Collected data

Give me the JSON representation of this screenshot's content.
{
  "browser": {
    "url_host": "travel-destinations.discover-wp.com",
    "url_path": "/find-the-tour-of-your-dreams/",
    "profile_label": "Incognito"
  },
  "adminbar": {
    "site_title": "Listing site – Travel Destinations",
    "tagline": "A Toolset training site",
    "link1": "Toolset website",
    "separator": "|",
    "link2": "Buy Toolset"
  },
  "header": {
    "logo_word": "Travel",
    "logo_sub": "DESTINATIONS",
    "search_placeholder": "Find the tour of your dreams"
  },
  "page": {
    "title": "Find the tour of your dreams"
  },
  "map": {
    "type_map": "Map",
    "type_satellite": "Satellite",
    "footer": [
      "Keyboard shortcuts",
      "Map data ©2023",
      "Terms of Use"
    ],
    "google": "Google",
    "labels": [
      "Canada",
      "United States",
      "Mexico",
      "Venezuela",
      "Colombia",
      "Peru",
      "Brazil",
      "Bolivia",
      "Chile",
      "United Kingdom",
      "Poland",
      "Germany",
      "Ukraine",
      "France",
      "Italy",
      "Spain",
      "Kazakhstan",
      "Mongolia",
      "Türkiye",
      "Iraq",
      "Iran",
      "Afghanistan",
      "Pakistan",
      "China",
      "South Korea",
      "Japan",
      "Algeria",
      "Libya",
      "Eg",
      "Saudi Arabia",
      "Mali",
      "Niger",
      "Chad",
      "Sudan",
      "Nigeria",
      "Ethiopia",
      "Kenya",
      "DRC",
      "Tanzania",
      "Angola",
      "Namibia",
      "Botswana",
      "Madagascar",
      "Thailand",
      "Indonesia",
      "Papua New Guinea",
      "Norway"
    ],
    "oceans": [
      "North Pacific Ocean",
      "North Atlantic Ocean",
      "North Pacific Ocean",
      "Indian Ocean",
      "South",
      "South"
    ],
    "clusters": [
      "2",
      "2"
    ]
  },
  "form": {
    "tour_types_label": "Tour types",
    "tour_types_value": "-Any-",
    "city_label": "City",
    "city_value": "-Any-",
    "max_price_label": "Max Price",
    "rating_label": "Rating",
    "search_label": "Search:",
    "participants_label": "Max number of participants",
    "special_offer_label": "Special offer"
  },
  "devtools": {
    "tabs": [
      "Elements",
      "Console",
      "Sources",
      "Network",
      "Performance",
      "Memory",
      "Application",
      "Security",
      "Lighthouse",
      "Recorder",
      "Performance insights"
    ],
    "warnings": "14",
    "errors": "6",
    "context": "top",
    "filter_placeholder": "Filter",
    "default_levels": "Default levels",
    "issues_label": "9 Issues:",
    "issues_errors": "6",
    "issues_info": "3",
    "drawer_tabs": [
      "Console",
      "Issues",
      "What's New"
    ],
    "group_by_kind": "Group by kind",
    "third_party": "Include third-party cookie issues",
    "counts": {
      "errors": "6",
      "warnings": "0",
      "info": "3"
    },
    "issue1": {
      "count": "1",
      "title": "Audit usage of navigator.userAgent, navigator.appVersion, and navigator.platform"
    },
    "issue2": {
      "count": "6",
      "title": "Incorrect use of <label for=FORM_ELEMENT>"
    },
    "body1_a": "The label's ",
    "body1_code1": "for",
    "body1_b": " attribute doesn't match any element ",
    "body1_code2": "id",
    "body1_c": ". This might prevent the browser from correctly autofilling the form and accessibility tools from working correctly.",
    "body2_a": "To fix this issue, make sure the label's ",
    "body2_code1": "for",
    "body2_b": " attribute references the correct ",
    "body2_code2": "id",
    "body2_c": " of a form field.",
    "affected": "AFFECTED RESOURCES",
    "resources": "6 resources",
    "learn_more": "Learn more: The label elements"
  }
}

Job:
Repeat the records above in full, character for character.

Final result:
Give me the JSON representation of this screenshot's content.
{
  "browser": {
    "url_host": "travel-destinations.discover-wp.com",
    "url_path": "/find-the-tour-of-your-dreams/",
    "profile_label": "Incognito"
  },
  "adminbar": {
    "site_title": "Listing site – Travel Destinations",
    "tagline": "A Toolset training site",
    "link1": "Toolset website",
    "separator": "|",
    "link2": "Buy Toolset"
  },
  "header": {
    "logo_word": "Travel",
    "logo_sub": "DESTINATIONS",
    "search_placeholder": "Find the tour of your dreams"
  },
  "page": {
    "title": "Find the tour of your dreams"
  },
  "map": {
    "type_map": "Map",
    "type_satellite": "Satellite",
    "footer": [
      "Keyboard shortcuts",
      "Map data ©2023",
      "Terms of Use"
    ],
    "google": "Google",
    "labels": [
      "Canada",
      "United States",
      "Mexico",
      "Venezuela",
      "Colombia",
      "Peru",
      "Brazil",
      "Bolivia",
      "Chile",
      "United Kingdom",
      "Poland",
      "Germany",
      "Ukraine",
      "France",
      "Italy",
      "Spain",
      "Kazakhstan",
      "Mongolia",
      "Türkiye",
      "Iraq",
      "Iran",
      "Afghanistan",
      "Pakistan",
      "China",
      "South Korea",
      "Japan",
      "Algeria",
      "Libya",
      "Eg",
      "Saudi Arabia",
      "Mali",
      "Niger",
      "Chad",
      "Sudan",
      "Nigeria",
      "Ethiopia",
      "Kenya",
      "DRC",
      "Tanzania",
      "Angola",
      "Namibia",
      "Botswana",
      "Madagascar",
      "Thailand",
      "Indonesia",
      "Papua New Guinea",
      "Norway"
    ],
    "oceans": [
      "North Pacific Ocean",
      "North Atlantic Ocean",
      "North Pacific Ocean",
      "Indian Ocean",
      "South",
      "South"
    ],
    "clusters": [
      "2",
      "2"
    ]
  },
  "form": {
    "tour_types_label": "Tour types",
    "tour_types_value": "-Any-",
    "city_label": "City",
    "city_value": "-Any-",
    "max_price_label": "Max Price",
    "rating_label": "Rating",
    "search_label": "Search:",
    "participants_label": "Max number of participants",
    "special_offer_label": "Special offer"
  },
  "devtools": {
    "tabs": [
      "Elements",
      "Console",
      "Sources",
      "Network",
      "Performance",
      "Memory",
      "Application",
      "Security",
      "Lighthouse",
      "Recorder",
      "Performance insights"
    ],
    "warnings": "14",
    "errors": "6",
    "context": "top",
    "filter_placeholder": "Filter",
    "default_levels": "Default levels",
    "issues_label": "9 Issues:",
    "issues_errors": "6",
    "issues_info": "3",
    "drawer_tabs": [
      "Console",
      "Issues",
      "What's New"
    ],
    "group_by_kind": "Group by kind",
    "third_party": "Include third-party cookie issues",
    "counts": {
      "errors": "6",
      "warnings": "0",
      "info": "3"
    },
    "issue1": {
      "count": "1",
      "title": "Audit usage of navigator.userAgent, navigator.appVersion, and navigator.platform"
    },
    "issue2": {
      "count": "6",
      "title": "Incorrect use of <label for=FORM_ELEMENT>"
    },
    "body1_a": "The label's ",
    "body1_code1": "for",
    "body1_b": " attribute doesn't match any element ",
    "body1_code2": "id",
    "body1_c": ". This might prevent the browser from correctly autofilling the form and accessibility tools from working correctly.",
    "body2_a": "To fix this issue, make sure the label's ",
    "body2_code1": "for",
    "body2_b": " attribute references the correct ",
    "body2_code2": "id",
    "body2_c": " of a form field.",
    "affected": "AFFECTED RESOURCES",
    "resources": "6 resources",
    "learn_more": "Learn more: The label elements"
  }
}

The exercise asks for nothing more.